⟨

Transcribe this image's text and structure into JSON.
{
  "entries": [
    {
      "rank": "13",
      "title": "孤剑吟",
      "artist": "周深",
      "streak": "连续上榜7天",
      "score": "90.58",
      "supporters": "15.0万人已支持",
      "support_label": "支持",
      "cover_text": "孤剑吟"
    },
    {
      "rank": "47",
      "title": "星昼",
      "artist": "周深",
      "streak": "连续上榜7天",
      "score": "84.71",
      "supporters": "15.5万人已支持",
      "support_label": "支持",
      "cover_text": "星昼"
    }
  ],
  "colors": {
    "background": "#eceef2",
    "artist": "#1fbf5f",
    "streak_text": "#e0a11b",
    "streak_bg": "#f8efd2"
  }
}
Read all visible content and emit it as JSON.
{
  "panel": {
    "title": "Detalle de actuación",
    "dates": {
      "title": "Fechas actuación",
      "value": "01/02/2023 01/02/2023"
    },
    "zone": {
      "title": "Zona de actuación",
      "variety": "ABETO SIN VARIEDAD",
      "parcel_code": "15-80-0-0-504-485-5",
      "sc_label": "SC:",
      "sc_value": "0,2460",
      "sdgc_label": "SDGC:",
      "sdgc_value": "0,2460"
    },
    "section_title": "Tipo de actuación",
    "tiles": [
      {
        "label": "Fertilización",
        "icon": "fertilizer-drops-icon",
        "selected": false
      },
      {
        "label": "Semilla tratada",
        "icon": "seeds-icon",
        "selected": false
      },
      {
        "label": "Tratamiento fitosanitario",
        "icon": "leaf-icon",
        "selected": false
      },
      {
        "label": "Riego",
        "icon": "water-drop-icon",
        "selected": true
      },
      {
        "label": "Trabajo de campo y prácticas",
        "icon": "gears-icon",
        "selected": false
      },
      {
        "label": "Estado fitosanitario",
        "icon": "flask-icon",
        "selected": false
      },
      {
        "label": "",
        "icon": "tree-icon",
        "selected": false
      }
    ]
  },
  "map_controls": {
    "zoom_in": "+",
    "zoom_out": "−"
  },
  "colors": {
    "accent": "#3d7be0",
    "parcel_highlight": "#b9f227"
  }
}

⟩

EXERCISE DIRECTIONS ▸ Exactly and only the lines from the one containing "Read all visible content and emit it as JSON." through the end of the material are to be reproduced, both ends included.

ANSWER TO THIS EXERCISE ▸
Read all visible content and emit it as JSON.
{
  "panel": {
    "title": "Detalle de actuación",
    "dates": {
      "title": "Fechas actuación",
      "value": "01/02/2023 01/02/2023"
    },
    "zone": {
      "title": "Zona de actuación",
      "variety": "ABETO SIN VARIEDAD",
      "parcel_code": "15-80-0-0-504-485-5",
      "sc_label": "SC:",
      "sc_value": "0,2460",
      "sdgc_label": "SDGC:",
      "sdgc_value": "0,2460"
    },
    "section_title": "Tipo de actuación",
    "tiles": [
      {
        "label": "Fertilización",
        "icon": "fertilizer-drops-icon",
        "selected": false
      },
      {
        "label": "Semilla tratada",
        "icon": "seeds-icon",
        "selected": false
      },
      {
        "label": "Tratamiento fitosanitario",
        "icon": "leaf-icon",
        "selected": false
      },
      {
        "label": "Riego",
        "icon": "water-drop-icon",
        "selected": true
      },
      {
        "label": "Trabajo de campo y prácticas",
        "icon": "gears-icon",
        "selected": false
      },
      {
        "label": "Estado fitosanitario",
        "icon": "flask-icon",
        "selected": false
      },
      {
        "label": "",
        "icon": "tree-icon",
        "selected": false
      }
    ]
  },
  "map_controls": {
    "zoom_in": "+",
    "zoom_out": "−"
  },
  "colors": {
    "accent": "#3d7be0",
    "parcel_highlight": "#b9f227"
  }
}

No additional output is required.